##### Data for this task
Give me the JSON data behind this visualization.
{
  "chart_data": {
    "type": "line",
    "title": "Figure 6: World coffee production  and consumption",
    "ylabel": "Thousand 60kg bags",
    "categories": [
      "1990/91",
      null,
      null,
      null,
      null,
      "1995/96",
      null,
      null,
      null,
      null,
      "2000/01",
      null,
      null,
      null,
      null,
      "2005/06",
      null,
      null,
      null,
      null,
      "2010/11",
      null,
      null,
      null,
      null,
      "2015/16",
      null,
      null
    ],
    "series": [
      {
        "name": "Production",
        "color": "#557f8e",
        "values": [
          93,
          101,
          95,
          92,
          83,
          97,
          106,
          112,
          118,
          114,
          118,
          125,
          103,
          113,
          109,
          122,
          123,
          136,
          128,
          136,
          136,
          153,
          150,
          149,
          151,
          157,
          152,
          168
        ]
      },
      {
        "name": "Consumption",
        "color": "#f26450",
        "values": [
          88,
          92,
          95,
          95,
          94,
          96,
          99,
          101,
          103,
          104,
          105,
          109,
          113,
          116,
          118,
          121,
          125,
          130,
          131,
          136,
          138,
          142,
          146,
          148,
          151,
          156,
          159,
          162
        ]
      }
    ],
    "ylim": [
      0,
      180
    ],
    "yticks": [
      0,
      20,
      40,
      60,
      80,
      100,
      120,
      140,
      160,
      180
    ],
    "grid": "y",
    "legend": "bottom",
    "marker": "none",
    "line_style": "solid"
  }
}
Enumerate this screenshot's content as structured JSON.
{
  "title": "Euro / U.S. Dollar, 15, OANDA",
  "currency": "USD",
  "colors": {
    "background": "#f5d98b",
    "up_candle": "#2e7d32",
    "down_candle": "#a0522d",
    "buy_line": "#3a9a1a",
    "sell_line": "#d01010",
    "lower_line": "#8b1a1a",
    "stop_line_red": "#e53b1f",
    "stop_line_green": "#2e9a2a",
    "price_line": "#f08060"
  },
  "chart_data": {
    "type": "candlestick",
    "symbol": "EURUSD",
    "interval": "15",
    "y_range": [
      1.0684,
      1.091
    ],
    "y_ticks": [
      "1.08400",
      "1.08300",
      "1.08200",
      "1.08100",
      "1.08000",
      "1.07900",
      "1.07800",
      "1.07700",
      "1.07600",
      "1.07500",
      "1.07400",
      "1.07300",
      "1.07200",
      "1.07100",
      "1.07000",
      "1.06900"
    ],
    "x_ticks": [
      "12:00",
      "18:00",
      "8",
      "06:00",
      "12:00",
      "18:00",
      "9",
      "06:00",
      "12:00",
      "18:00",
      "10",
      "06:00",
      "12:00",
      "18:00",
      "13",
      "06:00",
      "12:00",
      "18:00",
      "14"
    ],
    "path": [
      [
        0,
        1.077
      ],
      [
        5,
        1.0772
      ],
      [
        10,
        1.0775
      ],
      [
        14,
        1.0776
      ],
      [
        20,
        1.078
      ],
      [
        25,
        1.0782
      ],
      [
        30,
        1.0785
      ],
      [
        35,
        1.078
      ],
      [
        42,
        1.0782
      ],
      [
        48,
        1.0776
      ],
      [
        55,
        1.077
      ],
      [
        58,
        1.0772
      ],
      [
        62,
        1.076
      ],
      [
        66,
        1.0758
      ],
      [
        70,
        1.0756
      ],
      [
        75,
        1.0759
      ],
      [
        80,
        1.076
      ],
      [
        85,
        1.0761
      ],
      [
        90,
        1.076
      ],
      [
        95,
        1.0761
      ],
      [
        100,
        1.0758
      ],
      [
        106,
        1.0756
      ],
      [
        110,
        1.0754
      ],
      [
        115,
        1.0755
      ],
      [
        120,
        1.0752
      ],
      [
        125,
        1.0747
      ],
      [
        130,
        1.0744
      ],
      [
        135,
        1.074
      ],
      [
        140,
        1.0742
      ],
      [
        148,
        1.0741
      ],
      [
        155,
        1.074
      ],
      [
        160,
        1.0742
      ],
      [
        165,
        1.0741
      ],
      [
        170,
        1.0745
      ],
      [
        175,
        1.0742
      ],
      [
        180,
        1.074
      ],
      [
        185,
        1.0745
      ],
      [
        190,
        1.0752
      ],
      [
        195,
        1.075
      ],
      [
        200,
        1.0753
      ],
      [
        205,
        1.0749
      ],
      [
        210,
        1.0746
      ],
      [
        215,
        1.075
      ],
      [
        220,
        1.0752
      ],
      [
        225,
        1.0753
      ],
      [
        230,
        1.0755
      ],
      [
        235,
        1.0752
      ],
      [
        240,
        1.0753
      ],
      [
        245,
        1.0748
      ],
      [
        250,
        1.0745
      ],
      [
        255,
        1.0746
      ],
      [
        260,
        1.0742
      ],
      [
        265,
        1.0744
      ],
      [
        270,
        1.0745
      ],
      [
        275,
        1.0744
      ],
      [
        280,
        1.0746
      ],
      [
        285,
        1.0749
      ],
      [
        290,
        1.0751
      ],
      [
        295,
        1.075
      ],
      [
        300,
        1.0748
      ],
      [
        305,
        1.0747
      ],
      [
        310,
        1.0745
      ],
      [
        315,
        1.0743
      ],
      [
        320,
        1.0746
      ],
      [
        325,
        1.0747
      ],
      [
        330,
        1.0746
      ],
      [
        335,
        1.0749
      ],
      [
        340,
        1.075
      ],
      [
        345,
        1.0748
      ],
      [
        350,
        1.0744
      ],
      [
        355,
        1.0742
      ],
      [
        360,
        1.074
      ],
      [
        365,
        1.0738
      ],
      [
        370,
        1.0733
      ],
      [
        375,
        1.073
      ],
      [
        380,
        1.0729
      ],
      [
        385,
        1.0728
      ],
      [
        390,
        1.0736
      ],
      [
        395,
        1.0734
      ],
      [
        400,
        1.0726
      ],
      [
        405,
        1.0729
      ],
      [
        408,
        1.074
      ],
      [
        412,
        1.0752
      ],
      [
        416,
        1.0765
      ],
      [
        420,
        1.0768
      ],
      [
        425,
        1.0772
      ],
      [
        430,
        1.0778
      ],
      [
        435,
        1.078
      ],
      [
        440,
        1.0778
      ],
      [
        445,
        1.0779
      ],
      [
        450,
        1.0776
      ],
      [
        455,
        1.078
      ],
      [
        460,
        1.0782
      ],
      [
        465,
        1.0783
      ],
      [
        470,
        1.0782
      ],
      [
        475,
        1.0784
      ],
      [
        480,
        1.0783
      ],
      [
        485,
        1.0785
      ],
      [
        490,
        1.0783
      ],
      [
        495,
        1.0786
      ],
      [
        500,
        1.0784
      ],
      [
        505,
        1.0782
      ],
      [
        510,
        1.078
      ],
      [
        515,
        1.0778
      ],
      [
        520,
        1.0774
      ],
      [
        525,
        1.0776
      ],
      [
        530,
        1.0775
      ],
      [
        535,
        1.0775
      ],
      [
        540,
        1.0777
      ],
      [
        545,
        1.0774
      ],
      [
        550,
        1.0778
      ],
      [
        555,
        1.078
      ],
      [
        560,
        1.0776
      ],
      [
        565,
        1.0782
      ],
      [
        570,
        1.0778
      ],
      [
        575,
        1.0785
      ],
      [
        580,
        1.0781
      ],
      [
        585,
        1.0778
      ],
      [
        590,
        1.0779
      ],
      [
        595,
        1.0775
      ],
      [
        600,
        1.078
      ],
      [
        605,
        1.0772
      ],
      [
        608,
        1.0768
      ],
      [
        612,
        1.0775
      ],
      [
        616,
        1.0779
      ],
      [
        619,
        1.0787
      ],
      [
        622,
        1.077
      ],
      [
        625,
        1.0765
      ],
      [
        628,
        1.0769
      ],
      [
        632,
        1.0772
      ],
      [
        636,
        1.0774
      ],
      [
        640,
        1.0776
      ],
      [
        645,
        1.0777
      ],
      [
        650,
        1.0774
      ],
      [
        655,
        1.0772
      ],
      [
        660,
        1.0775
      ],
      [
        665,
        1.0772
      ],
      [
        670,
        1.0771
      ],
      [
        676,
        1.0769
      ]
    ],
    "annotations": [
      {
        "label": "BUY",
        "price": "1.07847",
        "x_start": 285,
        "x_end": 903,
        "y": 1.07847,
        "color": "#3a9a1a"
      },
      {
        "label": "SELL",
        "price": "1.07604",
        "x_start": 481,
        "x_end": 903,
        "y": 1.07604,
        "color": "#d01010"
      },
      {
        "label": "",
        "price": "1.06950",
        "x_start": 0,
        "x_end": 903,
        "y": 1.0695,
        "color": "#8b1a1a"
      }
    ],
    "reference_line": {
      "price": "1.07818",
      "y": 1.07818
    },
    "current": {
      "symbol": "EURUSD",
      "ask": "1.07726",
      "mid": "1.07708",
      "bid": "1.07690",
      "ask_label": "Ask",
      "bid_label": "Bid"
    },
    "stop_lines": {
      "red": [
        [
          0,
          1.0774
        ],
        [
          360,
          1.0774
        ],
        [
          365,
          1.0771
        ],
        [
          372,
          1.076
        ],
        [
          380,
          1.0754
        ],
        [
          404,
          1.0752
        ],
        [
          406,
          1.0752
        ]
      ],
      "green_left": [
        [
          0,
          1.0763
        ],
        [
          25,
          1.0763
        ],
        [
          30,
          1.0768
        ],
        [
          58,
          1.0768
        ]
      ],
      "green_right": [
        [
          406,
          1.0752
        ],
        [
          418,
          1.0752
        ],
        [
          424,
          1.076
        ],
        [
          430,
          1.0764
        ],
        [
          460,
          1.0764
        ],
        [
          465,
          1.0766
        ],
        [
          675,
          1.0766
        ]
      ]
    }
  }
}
##########
##### Data for this task
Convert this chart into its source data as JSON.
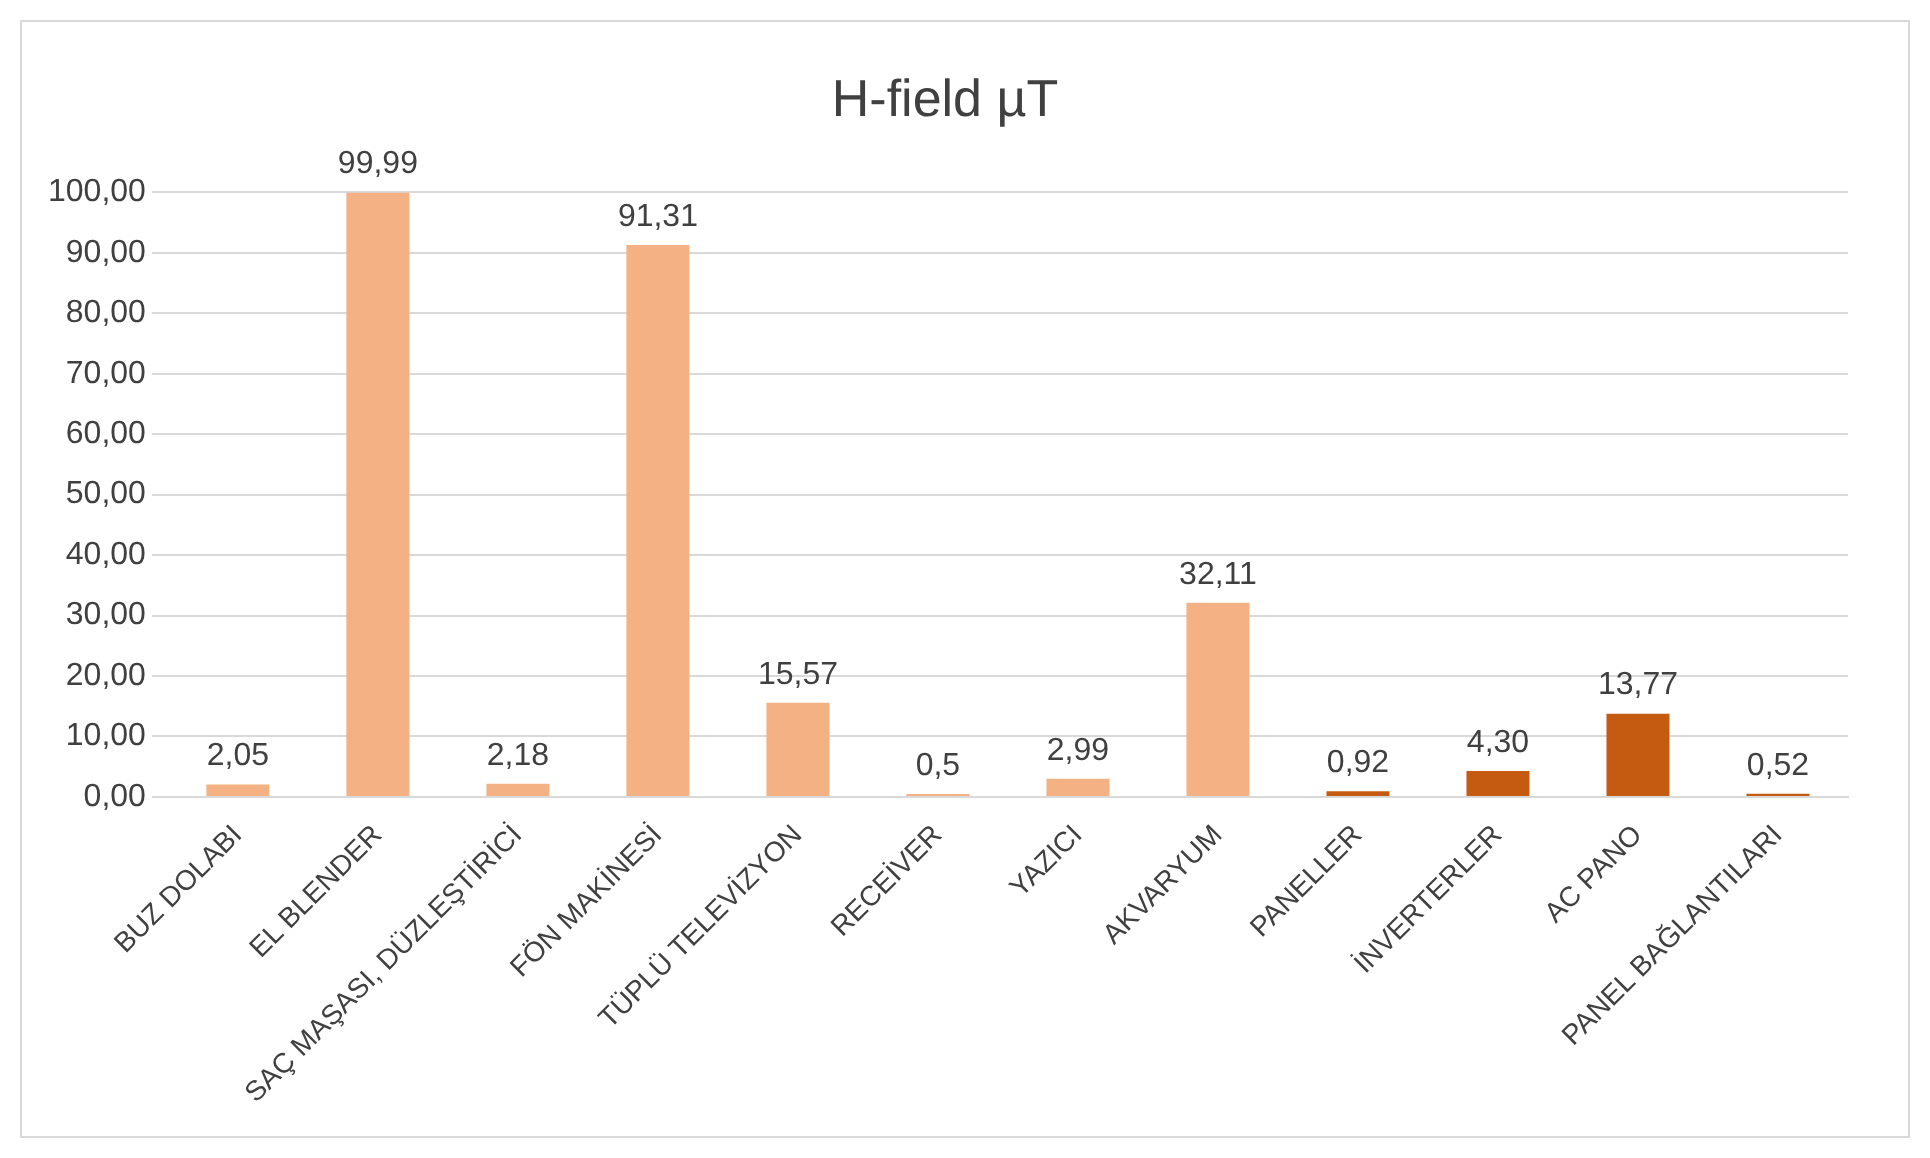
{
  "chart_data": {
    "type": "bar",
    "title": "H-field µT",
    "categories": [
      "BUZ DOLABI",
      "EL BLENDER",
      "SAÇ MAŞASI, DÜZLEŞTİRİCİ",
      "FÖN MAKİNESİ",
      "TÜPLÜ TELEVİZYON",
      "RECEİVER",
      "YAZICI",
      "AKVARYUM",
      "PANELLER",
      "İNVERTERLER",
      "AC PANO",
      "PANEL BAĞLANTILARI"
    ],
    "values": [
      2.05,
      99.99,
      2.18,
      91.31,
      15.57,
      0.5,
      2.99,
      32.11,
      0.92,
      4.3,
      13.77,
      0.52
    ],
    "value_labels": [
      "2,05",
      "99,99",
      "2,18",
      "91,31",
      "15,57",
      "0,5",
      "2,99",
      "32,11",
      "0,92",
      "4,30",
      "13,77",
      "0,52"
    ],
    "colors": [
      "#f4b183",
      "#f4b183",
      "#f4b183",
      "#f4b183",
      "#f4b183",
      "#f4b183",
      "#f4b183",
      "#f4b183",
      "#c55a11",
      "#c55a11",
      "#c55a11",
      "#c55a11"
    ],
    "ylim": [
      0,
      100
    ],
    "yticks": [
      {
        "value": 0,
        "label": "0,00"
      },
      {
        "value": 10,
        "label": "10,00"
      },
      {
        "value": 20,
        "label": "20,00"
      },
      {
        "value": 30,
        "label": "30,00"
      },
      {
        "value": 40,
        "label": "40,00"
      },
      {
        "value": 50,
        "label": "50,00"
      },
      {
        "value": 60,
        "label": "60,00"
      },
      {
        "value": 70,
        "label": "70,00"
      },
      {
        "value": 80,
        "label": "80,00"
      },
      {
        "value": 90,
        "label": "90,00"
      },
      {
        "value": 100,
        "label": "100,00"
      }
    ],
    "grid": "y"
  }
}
##########
**What the task requires**: In the records above, find each line holding "JSON" and copy it.

**Complete answer**:
Give me the JSON data behind this visualization.
Enumerate this screenshot's content as structured JSON.
Convert this chart into its source data as JSON.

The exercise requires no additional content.